Instructions to follow
Copy each line that has the string "screenshot" somewhere in it.

Recorded information
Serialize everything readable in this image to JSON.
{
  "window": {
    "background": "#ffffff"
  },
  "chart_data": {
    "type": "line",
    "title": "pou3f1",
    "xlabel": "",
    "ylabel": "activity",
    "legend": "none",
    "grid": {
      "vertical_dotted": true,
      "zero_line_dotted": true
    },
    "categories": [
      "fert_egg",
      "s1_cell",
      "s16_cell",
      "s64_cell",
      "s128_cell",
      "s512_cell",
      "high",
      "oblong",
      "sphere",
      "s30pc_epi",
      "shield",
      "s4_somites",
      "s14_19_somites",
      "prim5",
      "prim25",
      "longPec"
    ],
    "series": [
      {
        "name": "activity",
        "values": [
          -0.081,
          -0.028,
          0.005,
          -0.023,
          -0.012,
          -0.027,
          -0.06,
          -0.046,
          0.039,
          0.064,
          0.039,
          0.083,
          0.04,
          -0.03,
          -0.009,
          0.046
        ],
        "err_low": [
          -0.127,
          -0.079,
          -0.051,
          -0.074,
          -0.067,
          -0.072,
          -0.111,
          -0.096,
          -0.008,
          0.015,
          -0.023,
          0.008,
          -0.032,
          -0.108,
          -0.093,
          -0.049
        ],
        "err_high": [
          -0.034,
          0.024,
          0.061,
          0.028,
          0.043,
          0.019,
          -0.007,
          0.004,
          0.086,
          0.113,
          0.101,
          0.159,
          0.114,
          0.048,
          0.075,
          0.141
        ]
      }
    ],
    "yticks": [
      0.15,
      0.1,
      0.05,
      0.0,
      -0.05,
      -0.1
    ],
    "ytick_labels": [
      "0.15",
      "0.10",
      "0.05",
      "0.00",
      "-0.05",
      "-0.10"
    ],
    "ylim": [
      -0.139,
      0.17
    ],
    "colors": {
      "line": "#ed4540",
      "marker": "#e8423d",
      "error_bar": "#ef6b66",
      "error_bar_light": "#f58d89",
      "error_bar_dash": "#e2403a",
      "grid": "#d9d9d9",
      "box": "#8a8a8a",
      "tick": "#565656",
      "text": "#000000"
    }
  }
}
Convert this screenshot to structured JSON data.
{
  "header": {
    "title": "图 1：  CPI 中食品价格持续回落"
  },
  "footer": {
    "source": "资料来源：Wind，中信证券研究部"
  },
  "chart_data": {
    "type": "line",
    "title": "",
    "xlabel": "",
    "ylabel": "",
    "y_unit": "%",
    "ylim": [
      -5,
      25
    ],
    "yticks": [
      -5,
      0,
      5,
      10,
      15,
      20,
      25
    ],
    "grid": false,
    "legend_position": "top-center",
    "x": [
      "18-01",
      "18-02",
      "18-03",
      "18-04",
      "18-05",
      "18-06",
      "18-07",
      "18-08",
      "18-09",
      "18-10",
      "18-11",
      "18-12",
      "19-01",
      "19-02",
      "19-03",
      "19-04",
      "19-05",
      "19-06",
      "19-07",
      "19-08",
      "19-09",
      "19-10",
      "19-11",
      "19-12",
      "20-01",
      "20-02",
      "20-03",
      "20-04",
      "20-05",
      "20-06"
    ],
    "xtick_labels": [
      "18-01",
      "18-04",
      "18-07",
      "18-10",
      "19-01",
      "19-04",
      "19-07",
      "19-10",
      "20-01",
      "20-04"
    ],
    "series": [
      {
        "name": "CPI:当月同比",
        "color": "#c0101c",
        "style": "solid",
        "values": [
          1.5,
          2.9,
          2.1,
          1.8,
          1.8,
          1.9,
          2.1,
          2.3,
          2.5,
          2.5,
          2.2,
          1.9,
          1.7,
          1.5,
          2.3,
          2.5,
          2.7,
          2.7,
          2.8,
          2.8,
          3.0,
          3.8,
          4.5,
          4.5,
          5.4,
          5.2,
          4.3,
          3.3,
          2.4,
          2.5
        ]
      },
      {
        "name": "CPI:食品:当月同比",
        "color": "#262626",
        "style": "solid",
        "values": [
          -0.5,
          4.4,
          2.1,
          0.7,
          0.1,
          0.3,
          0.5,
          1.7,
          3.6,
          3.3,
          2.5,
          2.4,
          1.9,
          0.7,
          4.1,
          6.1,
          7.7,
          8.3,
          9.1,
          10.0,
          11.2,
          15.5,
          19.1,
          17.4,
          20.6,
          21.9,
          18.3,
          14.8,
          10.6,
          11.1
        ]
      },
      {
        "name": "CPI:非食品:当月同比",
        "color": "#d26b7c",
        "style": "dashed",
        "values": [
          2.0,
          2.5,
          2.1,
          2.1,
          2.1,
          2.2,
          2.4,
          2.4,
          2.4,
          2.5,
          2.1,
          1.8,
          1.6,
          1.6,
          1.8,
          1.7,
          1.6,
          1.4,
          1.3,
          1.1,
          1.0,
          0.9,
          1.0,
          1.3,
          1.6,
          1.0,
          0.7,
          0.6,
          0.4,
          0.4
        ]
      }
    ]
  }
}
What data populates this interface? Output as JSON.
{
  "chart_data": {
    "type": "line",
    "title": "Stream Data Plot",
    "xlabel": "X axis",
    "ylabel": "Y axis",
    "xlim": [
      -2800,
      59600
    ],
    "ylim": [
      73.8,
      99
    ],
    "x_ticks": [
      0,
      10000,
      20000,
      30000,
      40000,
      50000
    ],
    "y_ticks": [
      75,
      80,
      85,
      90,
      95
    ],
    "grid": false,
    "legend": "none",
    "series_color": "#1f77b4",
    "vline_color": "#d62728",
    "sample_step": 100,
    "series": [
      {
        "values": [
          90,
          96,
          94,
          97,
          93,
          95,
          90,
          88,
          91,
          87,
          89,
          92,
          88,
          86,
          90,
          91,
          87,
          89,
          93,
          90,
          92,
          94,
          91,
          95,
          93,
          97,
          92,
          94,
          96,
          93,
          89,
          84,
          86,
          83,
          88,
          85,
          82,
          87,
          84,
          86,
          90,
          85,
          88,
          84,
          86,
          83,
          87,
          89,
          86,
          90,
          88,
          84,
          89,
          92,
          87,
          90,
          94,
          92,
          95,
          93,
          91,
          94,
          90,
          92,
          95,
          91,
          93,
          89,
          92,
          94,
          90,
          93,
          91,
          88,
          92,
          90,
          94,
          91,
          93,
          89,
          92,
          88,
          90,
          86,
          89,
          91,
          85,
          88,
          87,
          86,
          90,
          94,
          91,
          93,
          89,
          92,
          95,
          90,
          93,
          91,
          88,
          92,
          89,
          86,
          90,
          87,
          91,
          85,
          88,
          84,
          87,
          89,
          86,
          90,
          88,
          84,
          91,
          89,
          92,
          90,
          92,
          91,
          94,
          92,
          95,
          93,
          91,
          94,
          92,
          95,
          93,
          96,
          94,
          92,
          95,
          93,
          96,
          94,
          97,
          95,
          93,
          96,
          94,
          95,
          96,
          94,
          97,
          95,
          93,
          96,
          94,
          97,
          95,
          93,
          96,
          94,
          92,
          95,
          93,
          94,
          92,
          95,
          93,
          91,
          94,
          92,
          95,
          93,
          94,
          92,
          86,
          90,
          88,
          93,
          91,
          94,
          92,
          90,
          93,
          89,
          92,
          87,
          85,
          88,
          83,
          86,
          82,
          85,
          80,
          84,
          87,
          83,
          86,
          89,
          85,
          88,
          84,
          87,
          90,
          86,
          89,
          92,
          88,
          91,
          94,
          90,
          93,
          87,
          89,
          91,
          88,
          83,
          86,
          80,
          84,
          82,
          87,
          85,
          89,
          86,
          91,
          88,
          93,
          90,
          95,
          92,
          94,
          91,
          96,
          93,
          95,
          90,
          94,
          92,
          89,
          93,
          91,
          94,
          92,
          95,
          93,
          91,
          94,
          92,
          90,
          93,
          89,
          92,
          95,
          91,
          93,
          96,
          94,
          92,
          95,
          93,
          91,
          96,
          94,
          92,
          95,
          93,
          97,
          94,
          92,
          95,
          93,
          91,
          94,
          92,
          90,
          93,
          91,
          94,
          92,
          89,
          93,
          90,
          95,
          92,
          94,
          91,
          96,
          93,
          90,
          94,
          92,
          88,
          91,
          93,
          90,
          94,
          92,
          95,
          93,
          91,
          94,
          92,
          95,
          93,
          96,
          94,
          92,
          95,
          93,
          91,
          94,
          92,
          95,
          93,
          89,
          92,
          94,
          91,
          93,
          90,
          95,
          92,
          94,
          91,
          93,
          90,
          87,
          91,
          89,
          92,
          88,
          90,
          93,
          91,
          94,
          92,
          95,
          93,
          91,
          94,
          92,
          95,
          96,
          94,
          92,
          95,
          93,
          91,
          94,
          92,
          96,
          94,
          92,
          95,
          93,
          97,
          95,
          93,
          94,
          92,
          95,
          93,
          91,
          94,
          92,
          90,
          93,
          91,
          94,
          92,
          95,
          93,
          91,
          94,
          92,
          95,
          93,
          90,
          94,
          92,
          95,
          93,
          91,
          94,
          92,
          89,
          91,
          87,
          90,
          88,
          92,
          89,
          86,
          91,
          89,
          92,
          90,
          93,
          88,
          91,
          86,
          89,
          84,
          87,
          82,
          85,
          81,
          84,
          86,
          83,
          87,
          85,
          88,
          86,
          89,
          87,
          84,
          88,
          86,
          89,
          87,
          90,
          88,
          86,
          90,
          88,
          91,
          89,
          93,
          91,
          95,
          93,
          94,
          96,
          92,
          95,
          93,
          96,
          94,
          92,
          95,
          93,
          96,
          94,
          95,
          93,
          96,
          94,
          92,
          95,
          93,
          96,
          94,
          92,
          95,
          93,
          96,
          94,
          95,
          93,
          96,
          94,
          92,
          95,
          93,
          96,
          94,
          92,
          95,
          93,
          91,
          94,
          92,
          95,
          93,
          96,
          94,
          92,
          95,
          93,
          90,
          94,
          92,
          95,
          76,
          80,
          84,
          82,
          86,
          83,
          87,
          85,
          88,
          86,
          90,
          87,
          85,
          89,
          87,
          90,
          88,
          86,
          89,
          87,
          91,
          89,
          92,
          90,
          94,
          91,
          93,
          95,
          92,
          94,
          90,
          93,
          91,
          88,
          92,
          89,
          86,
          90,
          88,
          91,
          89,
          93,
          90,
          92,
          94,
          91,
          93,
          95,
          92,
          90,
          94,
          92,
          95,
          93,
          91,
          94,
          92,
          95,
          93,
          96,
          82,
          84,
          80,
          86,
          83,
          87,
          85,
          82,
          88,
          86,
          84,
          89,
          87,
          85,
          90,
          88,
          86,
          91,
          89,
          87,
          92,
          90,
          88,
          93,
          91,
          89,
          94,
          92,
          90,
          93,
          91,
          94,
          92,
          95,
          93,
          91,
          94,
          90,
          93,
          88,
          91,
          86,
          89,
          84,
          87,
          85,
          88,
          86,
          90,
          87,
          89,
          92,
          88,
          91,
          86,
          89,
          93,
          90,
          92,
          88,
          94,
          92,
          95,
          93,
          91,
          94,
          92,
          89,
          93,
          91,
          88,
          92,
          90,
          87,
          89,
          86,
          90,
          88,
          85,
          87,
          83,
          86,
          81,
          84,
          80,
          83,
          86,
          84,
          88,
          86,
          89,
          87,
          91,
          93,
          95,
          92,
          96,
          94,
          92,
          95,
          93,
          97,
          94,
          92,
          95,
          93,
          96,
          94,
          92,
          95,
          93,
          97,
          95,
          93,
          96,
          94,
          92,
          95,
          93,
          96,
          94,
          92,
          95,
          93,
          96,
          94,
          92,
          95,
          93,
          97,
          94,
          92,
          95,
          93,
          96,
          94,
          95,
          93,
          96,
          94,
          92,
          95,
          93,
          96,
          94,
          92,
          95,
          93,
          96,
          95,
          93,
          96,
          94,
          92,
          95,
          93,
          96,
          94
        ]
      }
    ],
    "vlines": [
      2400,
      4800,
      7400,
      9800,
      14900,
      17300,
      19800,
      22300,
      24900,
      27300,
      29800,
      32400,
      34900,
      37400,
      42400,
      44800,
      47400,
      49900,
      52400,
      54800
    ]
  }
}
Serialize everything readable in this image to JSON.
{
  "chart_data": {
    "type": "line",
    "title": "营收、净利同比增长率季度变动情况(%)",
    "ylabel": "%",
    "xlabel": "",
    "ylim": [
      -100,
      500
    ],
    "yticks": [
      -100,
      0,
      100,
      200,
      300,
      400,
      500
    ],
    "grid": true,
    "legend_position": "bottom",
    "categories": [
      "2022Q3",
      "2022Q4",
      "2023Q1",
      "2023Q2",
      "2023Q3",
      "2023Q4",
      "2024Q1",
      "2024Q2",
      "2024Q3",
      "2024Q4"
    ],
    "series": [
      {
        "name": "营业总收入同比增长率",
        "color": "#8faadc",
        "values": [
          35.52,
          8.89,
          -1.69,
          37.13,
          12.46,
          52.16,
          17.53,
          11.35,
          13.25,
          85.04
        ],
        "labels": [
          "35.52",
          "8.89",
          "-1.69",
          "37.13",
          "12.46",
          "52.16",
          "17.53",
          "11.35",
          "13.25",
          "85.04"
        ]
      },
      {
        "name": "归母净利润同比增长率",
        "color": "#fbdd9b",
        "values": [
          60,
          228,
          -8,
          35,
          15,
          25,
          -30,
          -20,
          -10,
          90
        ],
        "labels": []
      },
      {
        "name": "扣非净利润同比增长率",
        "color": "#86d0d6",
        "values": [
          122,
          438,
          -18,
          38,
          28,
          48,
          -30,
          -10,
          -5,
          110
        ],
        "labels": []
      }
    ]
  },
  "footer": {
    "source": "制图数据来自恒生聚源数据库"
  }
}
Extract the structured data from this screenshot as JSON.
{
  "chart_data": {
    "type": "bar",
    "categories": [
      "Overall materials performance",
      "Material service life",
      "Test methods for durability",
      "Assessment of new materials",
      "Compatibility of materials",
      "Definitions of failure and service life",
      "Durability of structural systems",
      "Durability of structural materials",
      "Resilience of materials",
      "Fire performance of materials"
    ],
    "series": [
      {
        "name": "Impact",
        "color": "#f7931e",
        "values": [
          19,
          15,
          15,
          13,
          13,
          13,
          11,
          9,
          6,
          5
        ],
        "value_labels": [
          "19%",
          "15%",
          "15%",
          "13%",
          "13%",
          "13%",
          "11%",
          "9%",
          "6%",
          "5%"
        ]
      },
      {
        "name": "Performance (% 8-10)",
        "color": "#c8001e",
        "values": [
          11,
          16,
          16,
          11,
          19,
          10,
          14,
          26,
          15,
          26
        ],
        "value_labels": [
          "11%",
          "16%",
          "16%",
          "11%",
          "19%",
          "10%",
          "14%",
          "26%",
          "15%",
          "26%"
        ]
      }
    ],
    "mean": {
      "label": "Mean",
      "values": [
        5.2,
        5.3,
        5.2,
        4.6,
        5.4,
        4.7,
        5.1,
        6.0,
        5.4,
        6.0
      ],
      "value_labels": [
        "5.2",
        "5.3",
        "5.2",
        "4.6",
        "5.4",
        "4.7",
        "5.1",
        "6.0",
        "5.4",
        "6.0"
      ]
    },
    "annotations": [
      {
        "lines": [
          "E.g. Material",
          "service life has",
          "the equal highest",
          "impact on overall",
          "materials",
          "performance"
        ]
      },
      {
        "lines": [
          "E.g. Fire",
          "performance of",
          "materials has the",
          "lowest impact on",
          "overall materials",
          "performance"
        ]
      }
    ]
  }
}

Finished exercise
Convert this screenshot to structured JSON data.
Extract the structured data from this screenshot as JSON.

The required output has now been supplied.